Data to process:
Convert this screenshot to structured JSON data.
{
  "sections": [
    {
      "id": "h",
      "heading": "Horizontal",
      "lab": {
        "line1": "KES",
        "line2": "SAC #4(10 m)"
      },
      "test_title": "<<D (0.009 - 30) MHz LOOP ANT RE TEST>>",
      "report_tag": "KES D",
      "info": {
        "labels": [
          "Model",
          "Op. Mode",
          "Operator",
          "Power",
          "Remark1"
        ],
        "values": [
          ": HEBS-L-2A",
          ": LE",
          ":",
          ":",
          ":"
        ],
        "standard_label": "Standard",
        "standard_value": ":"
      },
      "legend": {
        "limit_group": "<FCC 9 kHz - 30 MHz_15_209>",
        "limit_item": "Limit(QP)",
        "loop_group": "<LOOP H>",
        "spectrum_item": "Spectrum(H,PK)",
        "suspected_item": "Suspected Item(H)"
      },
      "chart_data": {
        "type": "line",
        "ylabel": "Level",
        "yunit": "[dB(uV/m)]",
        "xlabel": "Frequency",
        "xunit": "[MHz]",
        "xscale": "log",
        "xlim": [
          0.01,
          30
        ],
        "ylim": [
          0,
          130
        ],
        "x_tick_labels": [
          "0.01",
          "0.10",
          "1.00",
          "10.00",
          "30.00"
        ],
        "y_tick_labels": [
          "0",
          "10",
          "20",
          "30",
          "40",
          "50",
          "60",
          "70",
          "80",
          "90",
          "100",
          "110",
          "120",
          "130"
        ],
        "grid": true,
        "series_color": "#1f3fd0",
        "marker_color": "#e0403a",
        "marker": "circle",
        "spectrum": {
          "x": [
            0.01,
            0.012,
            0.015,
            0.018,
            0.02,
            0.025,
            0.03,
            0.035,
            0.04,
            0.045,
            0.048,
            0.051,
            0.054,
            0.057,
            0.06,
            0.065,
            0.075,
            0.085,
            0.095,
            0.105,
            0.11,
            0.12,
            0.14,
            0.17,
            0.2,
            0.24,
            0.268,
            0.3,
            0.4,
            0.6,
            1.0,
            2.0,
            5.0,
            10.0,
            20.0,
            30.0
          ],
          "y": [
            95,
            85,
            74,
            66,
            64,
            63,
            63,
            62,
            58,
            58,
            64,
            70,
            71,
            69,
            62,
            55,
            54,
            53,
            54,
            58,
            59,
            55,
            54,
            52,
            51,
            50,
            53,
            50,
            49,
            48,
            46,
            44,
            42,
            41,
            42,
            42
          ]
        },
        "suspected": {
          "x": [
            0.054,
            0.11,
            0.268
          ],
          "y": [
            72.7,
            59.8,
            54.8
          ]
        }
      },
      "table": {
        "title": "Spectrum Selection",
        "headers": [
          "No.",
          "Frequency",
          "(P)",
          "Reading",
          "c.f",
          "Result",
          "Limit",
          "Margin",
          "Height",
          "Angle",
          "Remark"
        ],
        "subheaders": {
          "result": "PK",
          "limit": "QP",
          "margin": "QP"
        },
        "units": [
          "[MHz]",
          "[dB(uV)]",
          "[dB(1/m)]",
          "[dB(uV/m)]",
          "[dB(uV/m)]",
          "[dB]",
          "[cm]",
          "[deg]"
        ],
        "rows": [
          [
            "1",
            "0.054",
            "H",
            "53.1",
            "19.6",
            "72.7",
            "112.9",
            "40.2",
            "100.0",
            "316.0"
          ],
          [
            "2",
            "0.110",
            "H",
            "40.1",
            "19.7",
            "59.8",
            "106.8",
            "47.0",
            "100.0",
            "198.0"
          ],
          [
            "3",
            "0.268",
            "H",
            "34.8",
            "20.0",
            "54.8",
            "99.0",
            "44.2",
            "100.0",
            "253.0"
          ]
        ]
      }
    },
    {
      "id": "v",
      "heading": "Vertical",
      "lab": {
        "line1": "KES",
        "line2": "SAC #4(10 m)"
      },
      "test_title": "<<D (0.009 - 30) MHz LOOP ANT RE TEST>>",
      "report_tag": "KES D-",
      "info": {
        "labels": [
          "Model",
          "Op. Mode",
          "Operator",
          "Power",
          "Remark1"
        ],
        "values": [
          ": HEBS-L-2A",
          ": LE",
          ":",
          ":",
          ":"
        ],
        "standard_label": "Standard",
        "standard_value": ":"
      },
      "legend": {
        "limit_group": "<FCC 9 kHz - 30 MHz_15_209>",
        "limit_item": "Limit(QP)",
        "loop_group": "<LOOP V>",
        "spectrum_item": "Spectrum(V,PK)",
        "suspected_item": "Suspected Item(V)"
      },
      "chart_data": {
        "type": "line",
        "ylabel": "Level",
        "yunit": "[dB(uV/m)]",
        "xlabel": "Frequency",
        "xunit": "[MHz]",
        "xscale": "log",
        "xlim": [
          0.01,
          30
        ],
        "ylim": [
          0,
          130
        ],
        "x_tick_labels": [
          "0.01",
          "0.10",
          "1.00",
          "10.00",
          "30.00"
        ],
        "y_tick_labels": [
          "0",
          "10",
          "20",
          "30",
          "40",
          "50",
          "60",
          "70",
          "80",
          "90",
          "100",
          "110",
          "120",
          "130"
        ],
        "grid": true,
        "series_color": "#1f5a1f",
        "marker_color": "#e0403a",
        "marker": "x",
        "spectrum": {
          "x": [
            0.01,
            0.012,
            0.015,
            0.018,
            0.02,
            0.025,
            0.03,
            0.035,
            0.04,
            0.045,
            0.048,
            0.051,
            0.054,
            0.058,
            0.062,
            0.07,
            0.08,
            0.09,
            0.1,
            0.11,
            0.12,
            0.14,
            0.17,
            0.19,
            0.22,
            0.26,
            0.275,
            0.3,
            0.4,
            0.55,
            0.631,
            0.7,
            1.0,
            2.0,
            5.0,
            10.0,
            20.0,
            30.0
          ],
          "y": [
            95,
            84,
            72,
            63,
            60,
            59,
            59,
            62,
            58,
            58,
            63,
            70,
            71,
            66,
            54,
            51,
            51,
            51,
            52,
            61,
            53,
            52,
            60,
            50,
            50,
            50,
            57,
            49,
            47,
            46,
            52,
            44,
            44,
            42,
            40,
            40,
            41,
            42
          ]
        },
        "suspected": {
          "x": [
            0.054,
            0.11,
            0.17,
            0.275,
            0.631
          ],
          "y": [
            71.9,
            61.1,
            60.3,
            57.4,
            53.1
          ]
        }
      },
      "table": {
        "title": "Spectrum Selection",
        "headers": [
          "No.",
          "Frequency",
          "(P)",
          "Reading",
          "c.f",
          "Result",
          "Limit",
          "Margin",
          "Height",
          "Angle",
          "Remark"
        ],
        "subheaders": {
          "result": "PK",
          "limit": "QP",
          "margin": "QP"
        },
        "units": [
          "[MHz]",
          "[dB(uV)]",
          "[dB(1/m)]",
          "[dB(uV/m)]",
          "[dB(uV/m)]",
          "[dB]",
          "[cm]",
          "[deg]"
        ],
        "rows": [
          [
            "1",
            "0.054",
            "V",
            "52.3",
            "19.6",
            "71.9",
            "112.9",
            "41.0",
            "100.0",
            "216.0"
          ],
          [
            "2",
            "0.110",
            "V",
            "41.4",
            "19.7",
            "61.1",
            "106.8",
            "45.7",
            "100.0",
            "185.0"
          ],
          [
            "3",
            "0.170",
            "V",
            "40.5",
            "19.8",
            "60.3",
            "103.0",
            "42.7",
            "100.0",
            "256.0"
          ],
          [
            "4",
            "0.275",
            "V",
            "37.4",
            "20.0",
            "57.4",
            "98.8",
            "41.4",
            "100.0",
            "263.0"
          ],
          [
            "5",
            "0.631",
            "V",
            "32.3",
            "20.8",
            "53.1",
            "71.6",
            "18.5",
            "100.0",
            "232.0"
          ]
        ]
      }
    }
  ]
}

Description of the task: Quote the listing in full, please, keeping every line exact.

Response:
Convert this screenshot to structured JSON data.
{
  "sections": [
    {
      "id": "h",
      "heading": "Horizontal",
      "lab": {
        "line1": "KES",
        "line2": "SAC #4(10 m)"
      },
      "test_title": "<<D (0.009 - 30) MHz LOOP ANT RE TEST>>",
      "report_tag": "KES D",
      "info": {
        "labels": [
          "Model",
          "Op. Mode",
          "Operator",
          "Power",
          "Remark1"
        ],
        "values": [
          ": HEBS-L-2A",
          ": LE",
          ":",
          ":",
          ":"
        ],
        "standard_label": "Standard",
        "standard_value": ":"
      },
      "legend": {
        "limit_group": "<FCC 9 kHz - 30 MHz_15_209>",
        "limit_item": "Limit(QP)",
        "loop_group": "<LOOP H>",
        "spectrum_item": "Spectrum(H,PK)",
        "suspected_item": "Suspected Item(H)"
      },
      "chart_data": {
        "type": "line",
        "ylabel": "Level",
        "yunit": "[dB(uV/m)]",
        "xlabel": "Frequency",
        "xunit": "[MHz]",
        "xscale": "log",
        "xlim": [
          0.01,
          30
        ],
        "ylim": [
          0,
          130
        ],
        "x_tick_labels": [
          "0.01",
          "0.10",
          "1.00",
          "10.00",
          "30.00"
        ],
        "y_tick_labels": [
          "0",
          "10",
          "20",
          "30",
          "40",
          "50",
          "60",
          "70",
          "80",
          "90",
          "100",
          "110",
          "120",
          "130"
        ],
        "grid": true,
        "series_color": "#1f3fd0",
        "marker_color": "#e0403a",
        "marker": "circle",
        "spectrum": {
          "x": [
            0.01,
            0.012,
            0.015,
            0.018,
            0.02,
            0.025,
            0.03,
            0.035,
            0.04,
            0.045,
            0.048,
            0.051,
            0.054,
            0.057,
            0.06,
            0.065,
            0.075,
            0.085,
            0.095,
            0.105,
            0.11,
            0.12,
            0.14,
            0.17,
            0.2,
            0.24,
            0.268,
            0.3,
            0.4,
            0.6,
            1.0,
            2.0,
            5.0,
            10.0,
            20.0,
            30.0
          ],
          "y": [
            95,
            85,
            74,
            66,
            64,
            63,
            63,
            62,
            58,
            58,
            64,
            70,
            71,
            69,
            62,
            55,
            54,
            53,
            54,
            58,
            59,
            55,
            54,
            52,
            51,
            50,
            53,
            50,
            49,
            48,
            46,
            44,
            42,
            41,
            42,
            42
          ]
        },
        "suspected": {
          "x": [
            0.054,
            0.11,
            0.268
          ],
          "y": [
            72.7,
            59.8,
            54.8
          ]
        }
      },
      "table": {
        "title": "Spectrum Selection",
        "headers": [
          "No.",
          "Frequency",
          "(P)",
          "Reading",
          "c.f",
          "Result",
          "Limit",
          "Margin",
          "Height",
          "Angle",
          "Remark"
        ],
        "subheaders": {
          "result": "PK",
          "limit": "QP",
          "margin": "QP"
        },
        "units": [
          "[MHz]",
          "[dB(uV)]",
          "[dB(1/m)]",
          "[dB(uV/m)]",
          "[dB(uV/m)]",
          "[dB]",
          "[cm]",
          "[deg]"
        ],
        "rows": [
          [
            "1",
            "0.054",
            "H",
            "53.1",
            "19.6",
            "72.7",
            "112.9",
            "40.2",
            "100.0",
            "316.0"
          ],
          [
            "2",
            "0.110",
            "H",
            "40.1",
            "19.7",
            "59.8",
            "106.8",
            "47.0",
            "100.0",
            "198.0"
          ],
          [
            "3",
            "0.268",
            "H",
            "34.8",
            "20.0",
            "54.8",
            "99.0",
            "44.2",
            "100.0",
            "253.0"
          ]
        ]
      }
    },
    {
      "id": "v",
      "heading": "Vertical",
      "lab": {
        "line1": "KES",
        "line2": "SAC #4(10 m)"
      },
      "test_title": "<<D (0.009 - 30) MHz LOOP ANT RE TEST>>",
      "report_tag": "KES D-",
      "info": {
        "labels": [
          "Model",
          "Op. Mode",
          "Operator",
          "Power",
          "Remark1"
        ],
        "values": [
          ": HEBS-L-2A",
          ": LE",
          ":",
          ":",
          ":"
        ],
        "standard_label": "Standard",
        "standard_value": ":"
      },
      "legend": {
        "limit_group": "<FCC 9 kHz - 30 MHz_15_209>",
        "limit_item": "Limit(QP)",
        "loop_group": "<LOOP V>",
        "spectrum_item": "Spectrum(V,PK)",
        "suspected_item": "Suspected Item(V)"
      },
      "chart_data": {
        "type": "line",
        "ylabel": "Level",
        "yunit": "[dB(uV/m)]",
        "xlabel": "Frequency",
        "xunit": "[MHz]",
        "xscale": "log",
        "xlim": [
          0.01,
          30
        ],
        "ylim": [
          0,
          130
        ],
        "x_tick_labels": [
          "0.01",
          "0.10",
          "1.00",
          "10.00",
          "30.00"
        ],
        "y_tick_labels": [
          "0",
          "10",
          "20",
          "30",
          "40",
          "50",
          "60",
          "70",
          "80",
          "90",
          "100",
          "110",
          "120",
          "130"
        ],
        "grid": true,
        "series_color": "#1f5a1f",
        "marker_color": "#e0403a",
        "marker": "x",
        "spectrum": {
          "x": [
            0.01,
            0.012,
            0.015,
            0.018,
            0.02,
            0.025,
            0.03,
            0.035,
            0.04,
            0.045,
            0.048,
            0.051,
            0.054,
            0.058,
            0.062,
            0.07,
            0.08,
            0.09,
            0.1,
            0.11,
            0.12,
            0.14,
            0.17,
            0.19,
            0.22,
            0.26,
            0.275,
            0.3,
            0.4,
            0.55,
            0.631,
            0.7,
            1.0,
            2.0,
            5.0,
            10.0,
            20.0,
            30.0
          ],
          "y": [
            95,
            84,
            72,
            63,
            60,
            59,
            59,
            62,
            58,
            58,
            63,
            70,
            71,
            66,
            54,
            51,
            51,
            51,
            52,
            61,
            53,
            52,
            60,
            50,
            50,
            50,
            57,
            49,
            47,
            46,
            52,
            44,
            44,
            42,
            40,
            40,
            41,
            42
          ]
        },
        "suspected": {
          "x": [
            0.054,
            0.11,
            0.17,
            0.275,
            0.631
          ],
          "y": [
            71.9,
            61.1,
            60.3,
            57.4,
            53.1
          ]
        }
      },
      "table": {
        "title": "Spectrum Selection",
        "headers": [
          "No.",
          "Frequency",
          "(P)",
          "Reading",
          "c.f",
          "Result",
          "Limit",
          "Margin",
          "Height",
          "Angle",
          "Remark"
        ],
        "subheaders": {
          "result": "PK",
          "limit": "QP",
          "margin": "QP"
        },
        "units": [
          "[MHz]",
          "[dB(uV)]",
          "[dB(1/m)]",
          "[dB(uV/m)]",
          "[dB(uV/m)]",
          "[dB]",
          "[cm]",
          "[deg]"
        ],
        "rows": [
          [
            "1",
            "0.054",
            "V",
            "52.3",
            "19.6",
            "71.9",
            "112.9",
            "41.0",
            "100.0",
            "216.0"
          ],
          [
            "2",
            "0.110",
            "V",
            "41.4",
            "19.7",
            "61.1",
            "106.8",
            "45.7",
            "100.0",
            "185.0"
          ],
          [
            "3",
            "0.170",
            "V",
            "40.5",
            "19.8",
            "60.3",
            "103.0",
            "42.7",
            "100.0",
            "256.0"
          ],
          [
            "4",
            "0.275",
            "V",
            "37.4",
            "20.0",
            "57.4",
            "98.8",
            "41.4",
            "100.0",
            "263.0"
          ],
          [
            "5",
            "0.631",
            "V",
            "32.3",
            "20.8",
            "53.1",
            "71.6",
            "18.5",
            "100.0",
            "232.0"
          ]
        ]
      }
    }
  ]
}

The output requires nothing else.